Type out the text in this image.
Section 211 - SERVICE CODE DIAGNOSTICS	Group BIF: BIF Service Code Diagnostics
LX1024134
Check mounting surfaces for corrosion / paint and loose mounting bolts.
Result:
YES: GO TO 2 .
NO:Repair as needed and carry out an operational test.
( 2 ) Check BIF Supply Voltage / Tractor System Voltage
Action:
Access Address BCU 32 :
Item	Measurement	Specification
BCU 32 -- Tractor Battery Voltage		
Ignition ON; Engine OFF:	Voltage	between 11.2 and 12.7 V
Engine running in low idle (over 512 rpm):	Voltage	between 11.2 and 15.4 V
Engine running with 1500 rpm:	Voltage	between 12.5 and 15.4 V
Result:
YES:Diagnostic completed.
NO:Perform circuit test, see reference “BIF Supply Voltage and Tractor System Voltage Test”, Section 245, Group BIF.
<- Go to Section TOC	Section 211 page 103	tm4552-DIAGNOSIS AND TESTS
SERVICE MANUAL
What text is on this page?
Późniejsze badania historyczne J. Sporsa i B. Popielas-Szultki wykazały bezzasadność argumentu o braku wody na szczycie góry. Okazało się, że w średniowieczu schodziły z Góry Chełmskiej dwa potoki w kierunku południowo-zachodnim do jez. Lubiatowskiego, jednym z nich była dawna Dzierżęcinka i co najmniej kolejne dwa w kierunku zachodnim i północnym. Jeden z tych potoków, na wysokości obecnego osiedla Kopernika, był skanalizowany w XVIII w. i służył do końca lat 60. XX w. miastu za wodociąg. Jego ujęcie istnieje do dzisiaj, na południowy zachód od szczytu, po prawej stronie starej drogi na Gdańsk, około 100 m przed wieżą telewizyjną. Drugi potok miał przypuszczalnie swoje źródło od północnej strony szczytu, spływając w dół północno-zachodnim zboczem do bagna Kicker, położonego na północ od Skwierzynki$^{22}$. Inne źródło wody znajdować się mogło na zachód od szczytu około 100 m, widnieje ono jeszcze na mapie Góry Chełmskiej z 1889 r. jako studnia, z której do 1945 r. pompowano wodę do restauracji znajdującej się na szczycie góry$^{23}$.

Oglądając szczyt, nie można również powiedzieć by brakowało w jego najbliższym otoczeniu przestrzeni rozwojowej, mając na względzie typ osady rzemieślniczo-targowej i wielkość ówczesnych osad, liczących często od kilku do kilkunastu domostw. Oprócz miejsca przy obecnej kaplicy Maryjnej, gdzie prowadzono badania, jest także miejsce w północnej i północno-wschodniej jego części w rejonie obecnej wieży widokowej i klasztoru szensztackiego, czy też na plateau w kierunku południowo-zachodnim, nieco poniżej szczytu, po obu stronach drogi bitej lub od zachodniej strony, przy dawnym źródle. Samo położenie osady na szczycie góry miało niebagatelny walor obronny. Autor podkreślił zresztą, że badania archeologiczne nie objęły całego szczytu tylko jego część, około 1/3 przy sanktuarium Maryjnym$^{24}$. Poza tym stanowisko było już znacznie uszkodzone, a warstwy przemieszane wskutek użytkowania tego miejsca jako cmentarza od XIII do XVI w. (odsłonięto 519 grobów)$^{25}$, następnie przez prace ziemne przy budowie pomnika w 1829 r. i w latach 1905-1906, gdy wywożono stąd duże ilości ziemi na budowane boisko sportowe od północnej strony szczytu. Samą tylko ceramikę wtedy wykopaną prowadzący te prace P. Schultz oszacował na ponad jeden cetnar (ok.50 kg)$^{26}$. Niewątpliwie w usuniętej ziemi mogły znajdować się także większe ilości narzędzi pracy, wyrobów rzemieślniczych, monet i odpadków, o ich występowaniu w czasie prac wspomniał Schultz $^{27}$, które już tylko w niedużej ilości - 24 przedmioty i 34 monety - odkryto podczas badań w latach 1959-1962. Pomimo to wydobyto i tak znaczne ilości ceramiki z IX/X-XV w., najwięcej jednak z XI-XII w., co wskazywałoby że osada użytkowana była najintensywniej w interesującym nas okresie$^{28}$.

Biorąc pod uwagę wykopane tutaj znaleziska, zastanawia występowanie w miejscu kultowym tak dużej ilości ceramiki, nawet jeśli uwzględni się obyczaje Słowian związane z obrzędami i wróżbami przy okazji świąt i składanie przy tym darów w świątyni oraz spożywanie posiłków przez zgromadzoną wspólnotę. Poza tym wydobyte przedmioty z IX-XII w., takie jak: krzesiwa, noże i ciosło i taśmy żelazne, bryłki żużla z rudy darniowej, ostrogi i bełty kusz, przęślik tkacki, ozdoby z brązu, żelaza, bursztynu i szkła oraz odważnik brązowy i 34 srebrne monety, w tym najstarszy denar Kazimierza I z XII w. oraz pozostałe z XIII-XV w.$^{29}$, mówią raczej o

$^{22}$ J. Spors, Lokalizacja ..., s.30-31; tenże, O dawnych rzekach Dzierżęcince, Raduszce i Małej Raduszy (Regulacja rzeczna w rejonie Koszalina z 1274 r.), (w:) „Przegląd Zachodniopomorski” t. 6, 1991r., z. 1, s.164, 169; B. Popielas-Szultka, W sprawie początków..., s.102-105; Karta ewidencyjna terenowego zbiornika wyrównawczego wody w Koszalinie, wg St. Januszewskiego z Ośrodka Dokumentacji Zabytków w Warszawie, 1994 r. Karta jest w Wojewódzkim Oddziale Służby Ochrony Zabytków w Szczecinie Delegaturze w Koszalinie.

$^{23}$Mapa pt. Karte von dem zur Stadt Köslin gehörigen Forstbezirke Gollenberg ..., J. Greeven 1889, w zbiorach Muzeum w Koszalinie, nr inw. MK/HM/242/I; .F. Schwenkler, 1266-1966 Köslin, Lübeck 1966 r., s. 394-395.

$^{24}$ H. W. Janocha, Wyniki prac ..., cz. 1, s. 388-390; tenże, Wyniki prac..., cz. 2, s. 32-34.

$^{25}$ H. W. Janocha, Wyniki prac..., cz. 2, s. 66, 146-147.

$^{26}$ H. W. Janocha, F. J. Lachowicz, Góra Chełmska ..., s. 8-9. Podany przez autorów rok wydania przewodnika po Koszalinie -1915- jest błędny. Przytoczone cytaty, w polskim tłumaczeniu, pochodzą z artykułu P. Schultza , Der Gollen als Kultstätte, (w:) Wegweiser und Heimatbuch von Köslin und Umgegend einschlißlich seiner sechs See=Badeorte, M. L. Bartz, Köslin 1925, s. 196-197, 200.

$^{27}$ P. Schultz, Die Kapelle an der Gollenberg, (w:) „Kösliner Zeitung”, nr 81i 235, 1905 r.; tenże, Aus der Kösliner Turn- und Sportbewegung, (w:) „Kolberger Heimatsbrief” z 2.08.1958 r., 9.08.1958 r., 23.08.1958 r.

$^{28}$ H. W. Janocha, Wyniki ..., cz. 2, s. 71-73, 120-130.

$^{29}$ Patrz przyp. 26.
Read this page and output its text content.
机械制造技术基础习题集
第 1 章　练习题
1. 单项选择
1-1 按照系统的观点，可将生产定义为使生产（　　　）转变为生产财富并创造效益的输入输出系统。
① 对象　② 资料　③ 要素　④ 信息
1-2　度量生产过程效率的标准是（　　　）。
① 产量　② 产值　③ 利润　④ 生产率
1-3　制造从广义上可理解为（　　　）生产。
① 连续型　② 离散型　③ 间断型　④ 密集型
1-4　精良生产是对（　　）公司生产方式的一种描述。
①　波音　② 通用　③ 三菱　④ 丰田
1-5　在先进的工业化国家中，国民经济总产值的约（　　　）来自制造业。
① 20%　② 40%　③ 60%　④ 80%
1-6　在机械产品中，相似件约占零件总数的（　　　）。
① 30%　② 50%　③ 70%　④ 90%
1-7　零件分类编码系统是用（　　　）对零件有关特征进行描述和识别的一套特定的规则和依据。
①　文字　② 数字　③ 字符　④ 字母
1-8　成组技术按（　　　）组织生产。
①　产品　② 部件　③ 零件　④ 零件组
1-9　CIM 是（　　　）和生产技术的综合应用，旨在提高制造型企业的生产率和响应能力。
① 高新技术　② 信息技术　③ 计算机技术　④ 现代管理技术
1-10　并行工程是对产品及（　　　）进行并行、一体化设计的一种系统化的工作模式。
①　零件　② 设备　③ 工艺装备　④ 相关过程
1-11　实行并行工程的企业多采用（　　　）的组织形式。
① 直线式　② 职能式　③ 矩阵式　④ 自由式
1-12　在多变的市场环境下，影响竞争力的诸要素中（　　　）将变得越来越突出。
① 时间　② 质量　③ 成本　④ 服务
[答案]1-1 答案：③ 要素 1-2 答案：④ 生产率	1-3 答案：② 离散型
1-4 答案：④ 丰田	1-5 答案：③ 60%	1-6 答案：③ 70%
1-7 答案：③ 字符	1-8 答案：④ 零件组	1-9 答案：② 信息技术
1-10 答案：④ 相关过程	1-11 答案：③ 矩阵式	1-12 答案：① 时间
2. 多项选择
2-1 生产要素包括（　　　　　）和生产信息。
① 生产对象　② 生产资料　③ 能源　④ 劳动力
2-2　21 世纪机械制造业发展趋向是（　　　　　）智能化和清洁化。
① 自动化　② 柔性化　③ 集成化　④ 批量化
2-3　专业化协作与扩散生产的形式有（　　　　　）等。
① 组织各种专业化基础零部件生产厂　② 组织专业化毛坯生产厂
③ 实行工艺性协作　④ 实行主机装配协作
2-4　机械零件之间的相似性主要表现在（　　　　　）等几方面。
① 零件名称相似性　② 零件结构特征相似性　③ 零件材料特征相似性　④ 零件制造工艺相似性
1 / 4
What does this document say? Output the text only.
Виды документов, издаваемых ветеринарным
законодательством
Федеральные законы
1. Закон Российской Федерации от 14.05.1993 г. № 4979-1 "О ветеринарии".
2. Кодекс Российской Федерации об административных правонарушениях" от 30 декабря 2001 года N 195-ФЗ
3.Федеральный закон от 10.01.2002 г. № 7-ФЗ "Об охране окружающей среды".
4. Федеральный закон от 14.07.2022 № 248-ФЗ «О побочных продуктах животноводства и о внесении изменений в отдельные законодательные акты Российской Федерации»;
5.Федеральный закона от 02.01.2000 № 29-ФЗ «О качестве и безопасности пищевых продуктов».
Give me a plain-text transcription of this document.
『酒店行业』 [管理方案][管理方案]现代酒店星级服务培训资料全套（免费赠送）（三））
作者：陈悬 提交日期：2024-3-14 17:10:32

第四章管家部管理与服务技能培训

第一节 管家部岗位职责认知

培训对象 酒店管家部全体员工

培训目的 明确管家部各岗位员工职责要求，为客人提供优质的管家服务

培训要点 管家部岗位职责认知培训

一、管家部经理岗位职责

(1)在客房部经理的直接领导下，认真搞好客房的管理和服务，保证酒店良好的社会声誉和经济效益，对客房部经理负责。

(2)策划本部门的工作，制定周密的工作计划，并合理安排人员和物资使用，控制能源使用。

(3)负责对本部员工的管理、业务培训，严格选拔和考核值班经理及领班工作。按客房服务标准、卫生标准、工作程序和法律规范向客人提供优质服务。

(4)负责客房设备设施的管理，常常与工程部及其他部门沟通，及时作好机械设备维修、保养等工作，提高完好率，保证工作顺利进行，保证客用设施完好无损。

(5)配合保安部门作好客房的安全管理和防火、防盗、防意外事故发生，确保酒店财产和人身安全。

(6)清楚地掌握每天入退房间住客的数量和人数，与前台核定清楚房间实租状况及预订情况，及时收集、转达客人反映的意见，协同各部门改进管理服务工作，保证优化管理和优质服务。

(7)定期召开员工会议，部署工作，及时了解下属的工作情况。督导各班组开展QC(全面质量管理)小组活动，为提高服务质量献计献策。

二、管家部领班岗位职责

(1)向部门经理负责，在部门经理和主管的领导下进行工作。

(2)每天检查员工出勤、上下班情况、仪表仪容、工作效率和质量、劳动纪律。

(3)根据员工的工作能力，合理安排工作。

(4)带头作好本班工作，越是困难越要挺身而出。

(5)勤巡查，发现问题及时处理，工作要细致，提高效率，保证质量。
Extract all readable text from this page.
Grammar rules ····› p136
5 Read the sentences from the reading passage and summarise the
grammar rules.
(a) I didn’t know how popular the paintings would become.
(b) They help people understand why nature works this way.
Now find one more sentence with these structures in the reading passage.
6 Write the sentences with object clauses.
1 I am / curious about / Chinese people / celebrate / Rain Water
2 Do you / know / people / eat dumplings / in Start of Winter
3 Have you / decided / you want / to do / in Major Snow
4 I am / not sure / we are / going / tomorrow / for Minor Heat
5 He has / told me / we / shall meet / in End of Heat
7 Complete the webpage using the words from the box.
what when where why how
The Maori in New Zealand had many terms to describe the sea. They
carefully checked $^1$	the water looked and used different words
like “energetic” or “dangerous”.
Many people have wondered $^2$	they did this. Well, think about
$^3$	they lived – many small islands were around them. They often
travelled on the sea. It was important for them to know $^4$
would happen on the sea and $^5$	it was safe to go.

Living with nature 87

• [WHAT IS NEEDED]:
Which lines include "this"? Copy each of them out.

• [SOLUTION TO THE EXERCISE]:
Type out the text in this image.
What text is on this page?
Read this page and output its text content.
What does this document say? Output the text only.
Give me a plain-text transcription of this document.
Extract all readable text from this page.
(b) They help people understand why nature works this way.
Many people have wondered $^2$	they did this. Well, think about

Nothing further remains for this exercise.